Problem to work on: Below is a block of records: output all of them exactly and leave out the pictures.

Input rows:
* BEGIN *

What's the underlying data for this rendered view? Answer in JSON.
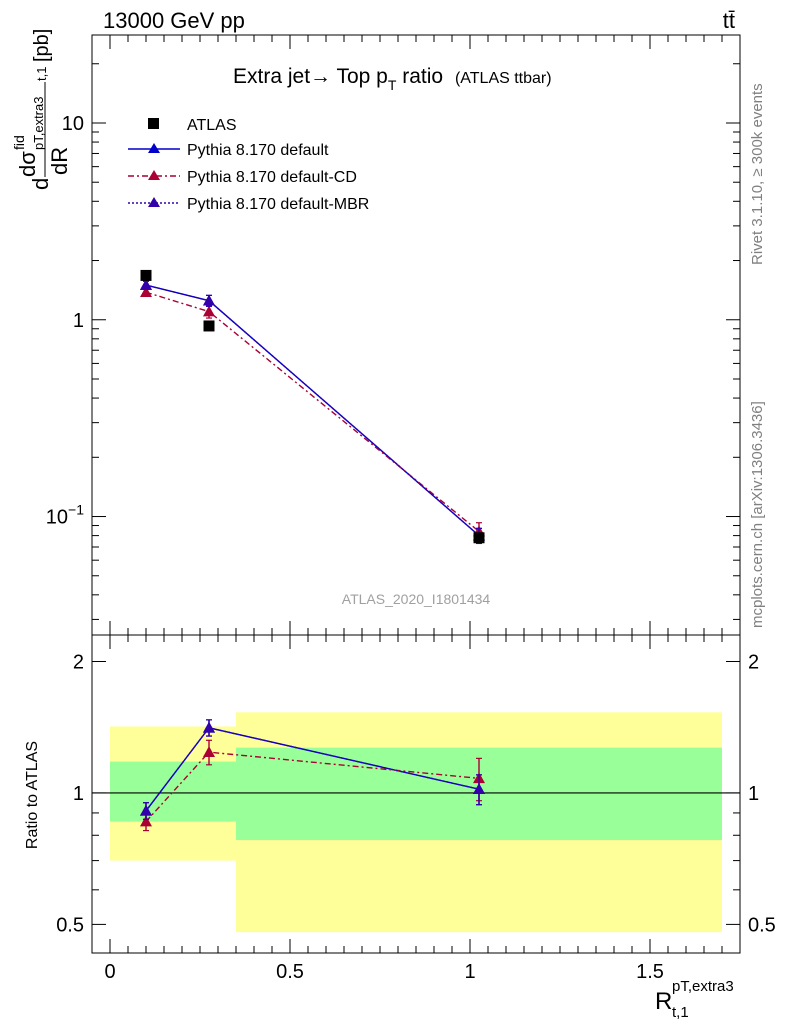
{
  "header": {
    "energy_label": "13000 GeV pp",
    "process_label": "tt̄",
    "side_label": "Rivet 3.1.10, ≥ 300k events",
    "side_label_2": "mcplots.cern.ch [arXiv:1306.3436]",
    "analysis_id": "ATLAS_2020_I1801434"
  },
  "colors": {
    "data": "#000000",
    "default": "#0000cc",
    "cd": "#aa0033",
    "mbr": "#3300aa",
    "band_yellow": "#ffff99",
    "band_green": "#99ff99",
    "side_text": "#808080",
    "analysis_text": "#a0a0a0"
  },
  "chart_data": [
    {
      "type": "scatter",
      "title_main": "Extra jet",
      "title_arrow": "→",
      "title_mid": " Top p",
      "title_sub": "T",
      "title_end": " ratio",
      "title_note": "(ATLAS ttbar)",
      "ylabel": {
        "d1": "d",
        "dsigma": "dσ",
        "sup": "fid",
        "sub": "pT,extra3",
        "dR": "dR",
        "sub2": "t,1",
        "unit": "[pb]"
      },
      "ylog": true,
      "ylim": [
        0.025,
        28
      ],
      "xlim": [
        -0.05,
        1.75
      ],
      "yticks": [
        {
          "value": 10,
          "base": "10",
          "exp": ""
        },
        {
          "value": 1,
          "base": "1",
          "exp": ""
        },
        {
          "value": 0.1,
          "base": "10",
          "exp": "−1"
        }
      ],
      "legend": [
        {
          "label": "ATLAS",
          "key": "data"
        },
        {
          "label": "Pythia 8.170 default",
          "key": "default"
        },
        {
          "label": "Pythia 8.170 default-CD",
          "key": "cd"
        },
        {
          "label": "Pythia 8.170 default-MBR",
          "key": "mbr"
        }
      ],
      "series": [
        {
          "name": "ATLAS",
          "key": "data",
          "x": [
            0.1,
            0.275,
            1.025
          ],
          "y": [
            1.68,
            0.93,
            0.078
          ],
          "xerr": [
            0.1,
            0.075,
            0.675
          ],
          "yerr": [
            0.03,
            0.02,
            0.003
          ]
        },
        {
          "name": "Pythia 8.170 default",
          "key": "default",
          "x": [
            0.1,
            0.275,
            1.025
          ],
          "y": [
            1.5,
            1.25,
            0.08
          ],
          "yerr": [
            0.07,
            0.08,
            0.007
          ]
        },
        {
          "name": "Pythia 8.170 default-CD",
          "key": "cd",
          "x": [
            0.1,
            0.275,
            1.025
          ],
          "y": [
            1.38,
            1.1,
            0.084
          ],
          "yerr": [
            0.06,
            0.08,
            0.009
          ]
        },
        {
          "name": "Pythia 8.170 default-MBR",
          "key": "mbr",
          "x": [
            0.1,
            0.275,
            1.025
          ],
          "y": [
            1.5,
            1.25,
            0.08
          ],
          "yerr": [
            0.07,
            0.08,
            0.007
          ]
        }
      ]
    },
    {
      "type": "scatter",
      "ylabel": "Ratio to ATLAS",
      "xlabel_main": "R",
      "xlabel_sup": "pT,extra3",
      "xlabel_sub": "t,1",
      "ylog": true,
      "ylim": [
        0.43,
        2.3
      ],
      "xlim": [
        -0.05,
        1.75
      ],
      "xticks": [
        {
          "value": 0,
          "label": "0"
        },
        {
          "value": 0.5,
          "label": "0.5"
        },
        {
          "value": 1,
          "label": "1"
        },
        {
          "value": 1.5,
          "label": "1.5"
        }
      ],
      "yticks": [
        {
          "value": 0.5,
          "label": "0.5"
        },
        {
          "value": 1,
          "label": "1"
        },
        {
          "value": 2,
          "label": "2"
        }
      ],
      "bands": [
        {
          "x0": 0.0,
          "x1": 0.35,
          "yellow": [
            0.7,
            1.42
          ],
          "green": [
            0.86,
            1.18
          ]
        },
        {
          "x0": 0.35,
          "x1": 1.7,
          "yellow": [
            0.48,
            1.53
          ],
          "green": [
            0.78,
            1.27
          ]
        }
      ],
      "series": [
        {
          "name": "Pythia 8.170 default",
          "key": "default",
          "x": [
            0.1,
            0.275,
            1.025
          ],
          "y": [
            0.91,
            1.41,
            1.02
          ],
          "yerr": [
            0.04,
            0.06,
            0.08
          ]
        },
        {
          "name": "Pythia 8.170 default-CD",
          "key": "cd",
          "x": [
            0.1,
            0.275,
            1.025
          ],
          "y": [
            0.86,
            1.24,
            1.08
          ],
          "yerr": [
            0.04,
            0.08,
            0.12
          ]
        },
        {
          "name": "Pythia 8.170 default-MBR",
          "key": "mbr",
          "x": [
            0.1,
            0.275,
            1.025
          ],
          "y": [
            0.91,
            1.41,
            1.02
          ],
          "yerr": [
            0.04,
            0.06,
            0.08
          ]
        }
      ]
    }
  ]
}
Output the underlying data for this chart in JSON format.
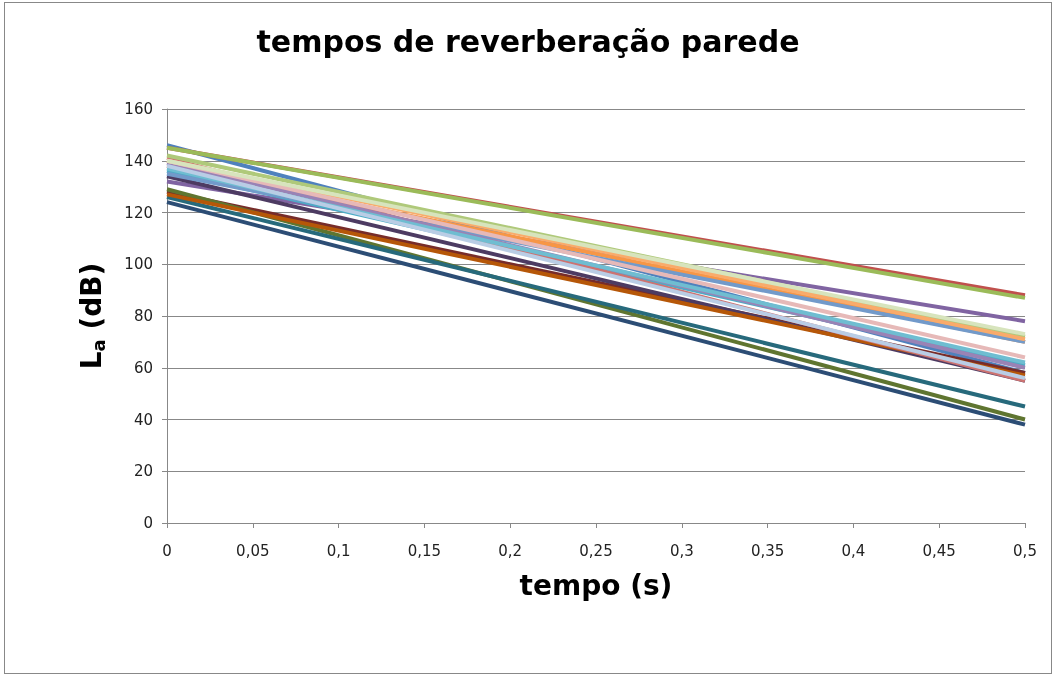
{
  "chart_data": {
    "type": "line",
    "title": "tempos de reverberação parede",
    "xlabel": "tempo (s)",
    "ylabel": "L$_{a}$ (dB)",
    "x": [
      0,
      0.5
    ],
    "xlim": [
      0,
      0.5
    ],
    "xticks": [
      0,
      {
        "value": 0.05,
        "label": "0,05"
      },
      {
        "value": 0.1,
        "label": "0,1"
      },
      {
        "value": 0.15,
        "label": "0,15"
      },
      {
        "value": 0.2,
        "label": "0,2"
      },
      {
        "value": 0.25,
        "label": "0,25"
      },
      {
        "value": 0.3,
        "label": "0,3"
      },
      {
        "value": 0.35,
        "label": "0,35"
      },
      {
        "value": 0.4,
        "label": "0,4"
      },
      {
        "value": 0.45,
        "label": "0,45"
      },
      {
        "value": 0.5,
        "label": "0,5"
      }
    ],
    "ylim": [
      0,
      160
    ],
    "yticks": [
      0,
      20,
      40,
      60,
      80,
      100,
      120,
      140,
      160
    ],
    "grid": "y",
    "marker": "none",
    "line_style": "solid",
    "series": [
      {
        "color": "#4f81bd",
        "values": [
          146,
          58
        ]
      },
      {
        "color": "#c0504d",
        "values": [
          145,
          88
        ]
      },
      {
        "color": "#9bbb59",
        "values": [
          145,
          87
        ]
      },
      {
        "color": "#8064a2",
        "values": [
          132,
          78
        ]
      },
      {
        "color": "#4bacc6",
        "values": [
          136,
          61
        ]
      },
      {
        "color": "#f79646",
        "values": [
          138,
          70
        ]
      },
      {
        "color": "#2c4d75",
        "values": [
          124,
          38
        ]
      },
      {
        "color": "#772c2a",
        "values": [
          128,
          58
        ]
      },
      {
        "color": "#5f7530",
        "values": [
          129,
          40
        ]
      },
      {
        "color": "#4d3b62",
        "values": [
          134,
          55
        ]
      },
      {
        "color": "#276a7c",
        "values": [
          126,
          45
        ]
      },
      {
        "color": "#b65708",
        "values": [
          127,
          57
        ]
      },
      {
        "color": "#729aca",
        "values": [
          135,
          70
        ]
      },
      {
        "color": "#cd7371",
        "values": [
          141,
          55
        ]
      },
      {
        "color": "#afc97a",
        "values": [
          142,
          72
        ]
      },
      {
        "color": "#9983b5",
        "values": [
          139,
          60
        ]
      },
      {
        "color": "#6fbdd1",
        "values": [
          137,
          62
        ]
      },
      {
        "color": "#f9ab6b",
        "values": [
          140,
          71
        ]
      },
      {
        "color": "#b9cde5",
        "values": [
          138,
          56
        ]
      },
      {
        "color": "#e6b9b8",
        "values": [
          140,
          64
        ]
      },
      {
        "color": "#d7e4bd",
        "values": [
          140,
          73
        ]
      }
    ]
  }
}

* END *

Worked solution:
What's the underlying data for this rendered view? Answer in JSON.
{
  "header": {
    "energy_label": "13000 GeV pp",
    "process_label": "tt̄",
    "side_label": "Rivet 3.1.10, ≥ 300k events",
    "side_label_2": "mcplots.cern.ch [arXiv:1306.3436]",
    "analysis_id": "ATLAS_2020_I1801434"
  },
  "colors": {
    "data": "#000000",
    "default": "#0000cc",
    "cd": "#aa0033",
    "mbr": "#3300aa",
    "band_yellow": "#ffff99",
    "band_green": "#99ff99",
    "side_text": "#808080",
    "analysis_text": "#a0a0a0"
  },
  "chart_data": [
    {
      "type": "scatter",
      "title_main": "Extra jet",
      "title_arrow": "→",
      "title_mid": " Top p",
      "title_sub": "T",
      "title_end": " ratio",
      "title_note": "(ATLAS ttbar)",
      "ylabel": {
        "d1": "d",
        "dsigma": "dσ",
        "sup": "fid",
        "sub": "pT,extra3",
        "dR": "dR",
        "sub2": "t,1",
        "unit": "[pb]"
      },
      "ylog": true,
      "ylim": [
        0.025,
        28
      ],
      "xlim": [
        -0.05,
        1.75
      ],
      "yticks": [
        {
          "value": 10,
          "base": "10",
          "exp": ""
        },
        {
          "value": 1,
          "base": "1",
          "exp": ""
        },
        {
          "value": 0.1,
          "base": "10",
          "exp": "−1"
        }
      ],
      "legend": [
        {
          "label": "ATLAS",
          "key": "data"
        },
        {
          "label": "Pythia 8.170 default",
          "key": "default"
        },
        {
          "label": "Pythia 8.170 default-CD",
          "key": "cd"
        },
        {
          "label": "Pythia 8.170 default-MBR",
          "key": "mbr"
        }
      ],
      "series": [
        {
          "name": "ATLAS",
          "key": "data",
          "x": [
            0.1,
            0.275,
            1.025
          ],
          "y": [
            1.68,
            0.93,
            0.078
          ],
          "xerr": [
            0.1,
            0.075,
            0.675
          ],
          "yerr": [
            0.03,
            0.02,
            0.003
          ]
        },
        {
          "name": "Pythia 8.170 default",
          "key": "default",
          "x": [
            0.1,
            0.275,
            1.025
          ],
          "y": [
            1.5,
            1.25,
            0.08
          ],
          "yerr": [
            0.07,
            0.08,
            0.007
          ]
        },
        {
          "name": "Pythia 8.170 default-CD",
          "key": "cd",
          "x": [
            0.1,
            0.275,
            1.025
          ],
          "y": [
            1.38,
            1.1,
            0.084
          ],
          "yerr": [
            0.06,
            0.08,
            0.009
          ]
        },
        {
          "name": "Pythia 8.170 default-MBR",
          "key": "mbr",
          "x": [
            0.1,
            0.275,
            1.025
          ],
          "y": [
            1.5,
            1.25,
            0.08
          ],
          "yerr": [
            0.07,
            0.08,
            0.007
          ]
        }
      ]
    },
    {
      "type": "scatter",
      "ylabel": "Ratio to ATLAS",
      "xlabel_main": "R",
      "xlabel_sup": "pT,extra3",
      "xlabel_sub": "t,1",
      "ylog": true,
      "ylim": [
        0.43,
        2.3
      ],
      "xlim": [
        -0.05,
        1.75
      ],
      "xticks": [
        {
          "value": 0,
          "label": "0"
        },
        {
          "value": 0.5,
          "label": "0.5"
        },
        {
          "value": 1,
          "label": "1"
        },
        {
          "value": 1.5,
          "label": "1.5"
        }
      ],
      "yticks": [
        {
          "value": 0.5,
          "label": "0.5"
        },
        {
          "value": 1,
          "label": "1"
        },
        {
          "value": 2,
          "label": "2"
        }
      ],
      "bands": [
        {
          "x0": 0.0,
          "x1": 0.35,
          "yellow": [
            0.7,
            1.42
          ],
          "green": [
            0.86,
            1.18
          ]
        },
        {
          "x0": 0.35,
          "x1": 1.7,
          "yellow": [
            0.48,
            1.53
          ],
          "green": [
            0.78,
            1.27
          ]
        }
      ],
      "series": [
        {
          "name": "Pythia 8.170 default",
          "key": "default",
          "x": [
            0.1,
            0.275,
            1.025
          ],
          "y": [
            0.91,
            1.41,
            1.02
          ],
          "yerr": [
            0.04,
            0.06,
            0.08
          ]
        },
        {
          "name": "Pythia 8.170 default-CD",
          "key": "cd",
          "x": [
            0.1,
            0.275,
            1.025
          ],
          "y": [
            0.86,
            1.24,
            1.08
          ],
          "yerr": [
            0.04,
            0.08,
            0.12
          ]
        },
        {
          "name": "Pythia 8.170 default-MBR",
          "key": "mbr",
          "x": [
            0.1,
            0.275,
            1.025
          ],
          "y": [
            0.91,
            1.41,
            1.02
          ],
          "yerr": [
            0.04,
            0.06,
            0.08
          ]
        }
      ]
    }
  ]
}
Output the underlying data for this chart in JSON format.
{
  "chart_data": {
    "type": "line",
    "title": "tempos de reverberação parede",
    "xlabel": "tempo (s)",
    "ylabel": "L$_{a}$ (dB)",
    "x": [
      0,
      0.5
    ],
    "xlim": [
      0,
      0.5
    ],
    "xticks": [
      0,
      {
        "value": 0.05,
        "label": "0,05"
      },
      {
        "value": 0.1,
        "label": "0,1"
      },
      {
        "value": 0.15,
        "label": "0,15"
      },
      {
        "value": 0.2,
        "label": "0,2"
      },
      {
        "value": 0.25,
        "label": "0,25"
      },
      {
        "value": 0.3,
        "label": "0,3"
      },
      {
        "value": 0.35,
        "label": "0,35"
      },
      {
        "value": 0.4,
        "label": "0,4"
      },
      {
        "value": 0.45,
        "label": "0,45"
      },
      {
        "value": 0.5,
        "label": "0,5"
      }
    ],
    "ylim": [
      0,
      160
    ],
    "yticks": [
      0,
      20,
      40,
      60,
      80,
      100,
      120,
      140,
      160
    ],
    "grid": "y",
    "marker": "none",
    "line_style": "solid",
    "series": [
      {
        "color": "#4f81bd",
        "values": [
          146,
          58
        ]
      },
      {
        "color": "#c0504d",
        "values": [
          145,
          88
        ]
      },
      {
        "color": "#9bbb59",
        "values": [
          145,
          87
        ]
      },
      {
        "color": "#8064a2",
        "values": [
          132,
          78
        ]
      },
      {
        "color": "#4bacc6",
        "values": [
          136,
          61
        ]
      },
      {
        "color": "#f79646",
        "values": [
          138,
          70
        ]
      },
      {
        "color": "#2c4d75",
        "values": [
          124,
          38
        ]
      },
      {
        "color": "#772c2a",
        "values": [
          128,
          58
        ]
      },
      {
        "color": "#5f7530",
        "values": [
          129,
          40
        ]
      },
      {
        "color": "#4d3b62",
        "values": [
          134,
          55
        ]
      },
      {
        "color": "#276a7c",
        "values": [
          126,
          45
        ]
      },
      {
        "color": "#b65708",
        "values": [
          127,
          57
        ]
      },
      {
        "color": "#729aca",
        "values": [
          135,
          70
        ]
      },
      {
        "color": "#cd7371",
        "values": [
          141,
          55
        ]
      },
      {
        "color": "#afc97a",
        "values": [
          142,
          72
        ]
      },
      {
        "color": "#9983b5",
        "values": [
          139,
          60
        ]
      },
      {
        "color": "#6fbdd1",
        "values": [
          137,
          62
        ]
      },
      {
        "color": "#f9ab6b",
        "values": [
          140,
          71
        ]
      },
      {
        "color": "#b9cde5",
        "values": [
          138,
          56
        ]
      },
      {
        "color": "#e6b9b8",
        "values": [
          140,
          64
        ]
      },
      {
        "color": "#d7e4bd",
        "values": [
          140,
          73
        ]
      }
    ]
  }
}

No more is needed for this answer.